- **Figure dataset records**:
------------------------------------------------------------------------

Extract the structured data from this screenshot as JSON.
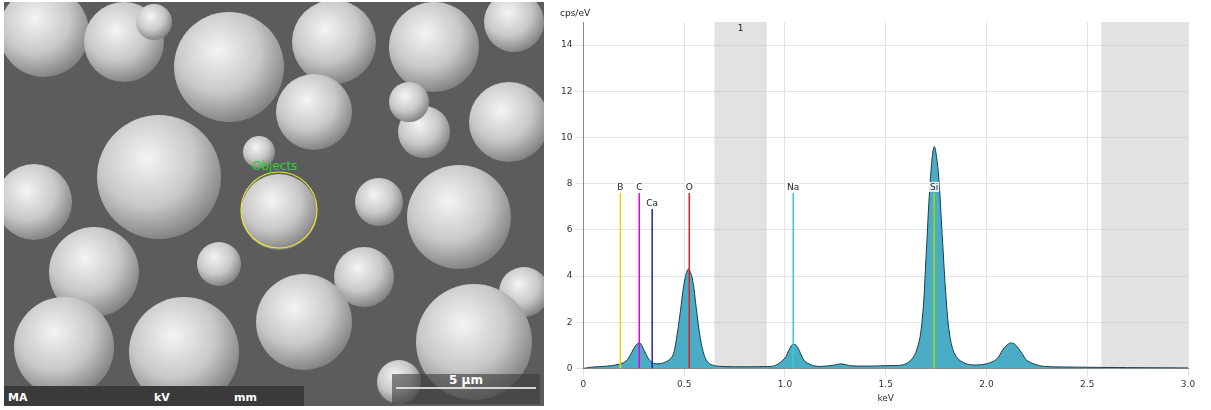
{
  "micrograph": {
    "annotation": "Objects",
    "scale_bar": "5 µm",
    "footer": [
      "MA",
      "kV",
      "mm"
    ]
  },
  "chart_data": {
    "type": "line",
    "y_label": "cps/eV",
    "x_label": "keV",
    "x": [
      0,
      0.04,
      0.08,
      0.12,
      0.16,
      0.2,
      0.22,
      0.24,
      0.26,
      0.28,
      0.3,
      0.32,
      0.34,
      0.36,
      0.4,
      0.44,
      0.46,
      0.48,
      0.5,
      0.52,
      0.54,
      0.56,
      0.58,
      0.6,
      0.62,
      0.65,
      0.7,
      0.8,
      0.9,
      0.95,
      1.0,
      1.02,
      1.04,
      1.06,
      1.08,
      1.1,
      1.15,
      1.2,
      1.25,
      1.28,
      1.32,
      1.4,
      1.5,
      1.6,
      1.65,
      1.68,
      1.7,
      1.72,
      1.74,
      1.76,
      1.78,
      1.8,
      1.82,
      1.85,
      1.9,
      1.95,
      2.0,
      2.05,
      2.08,
      2.1,
      2.12,
      2.14,
      2.16,
      2.18,
      2.2,
      2.25,
      2.3,
      2.4,
      2.5,
      2.6,
      2.8,
      3.0
    ],
    "values": [
      0,
      0.05,
      0.08,
      0.1,
      0.15,
      0.25,
      0.4,
      0.7,
      1.0,
      1.1,
      0.8,
      0.45,
      0.25,
      0.2,
      0.25,
      0.5,
      1.2,
      2.4,
      3.7,
      4.3,
      3.9,
      2.6,
      1.3,
      0.55,
      0.25,
      0.12,
      0.08,
      0.07,
      0.08,
      0.12,
      0.45,
      0.8,
      1.05,
      0.95,
      0.6,
      0.3,
      0.1,
      0.1,
      0.15,
      0.2,
      0.12,
      0.1,
      0.12,
      0.2,
      0.7,
      2.0,
      4.8,
      8.0,
      9.6,
      8.6,
      5.8,
      3.0,
      1.3,
      0.5,
      0.2,
      0.15,
      0.2,
      0.4,
      0.8,
      1.0,
      1.1,
      1.05,
      0.85,
      0.6,
      0.35,
      0.15,
      0.08,
      0.06,
      0.05,
      0.04,
      0.03,
      0.02
    ],
    "color": "#4bacc6",
    "xlim": [
      0,
      3
    ],
    "xticks": [
      0,
      0.5,
      {
        "value": 1,
        "label": "1.0"
      },
      1.5,
      {
        "value": 2,
        "label": "2.0"
      },
      2.5,
      {
        "value": 3,
        "label": "3.0"
      }
    ],
    "ylim": [
      0,
      15
    ],
    "yticks": [
      0,
      2,
      4,
      6,
      8,
      10,
      12,
      14
    ],
    "grid": true,
    "element_lines": [
      {
        "name": "B",
        "x": 0.183,
        "height": 7.6,
        "color": "#e8d800"
      },
      {
        "name": "C",
        "x": 0.277,
        "height": 7.6,
        "color": "#e000e0"
      },
      {
        "name": "Ca",
        "x": 0.341,
        "height": 6.9,
        "color": "#2020c0"
      },
      {
        "name": "O",
        "x": 0.525,
        "height": 7.6,
        "color": "#e02020"
      },
      {
        "name": "Na",
        "x": 1.041,
        "height": 7.6,
        "color": "#30d0d0"
      },
      {
        "name": "Si",
        "x": 1.74,
        "height": 7.6,
        "color": "#a8d800"
      }
    ],
    "regions": [
      {
        "from": 0.65,
        "to": 0.91,
        "label": "1"
      },
      {
        "from": 2.57,
        "to": 3.0
      }
    ]
  }
}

------------------------------------------------------------------------

- **AIM**: Using the records above, find and show each line with the string "name".

- **THE SOLUTION**:
        "name": "B",
        "name": "C",
        "name": "Ca",
        "name": "O",
        "name": "Na",
        "name": "Si",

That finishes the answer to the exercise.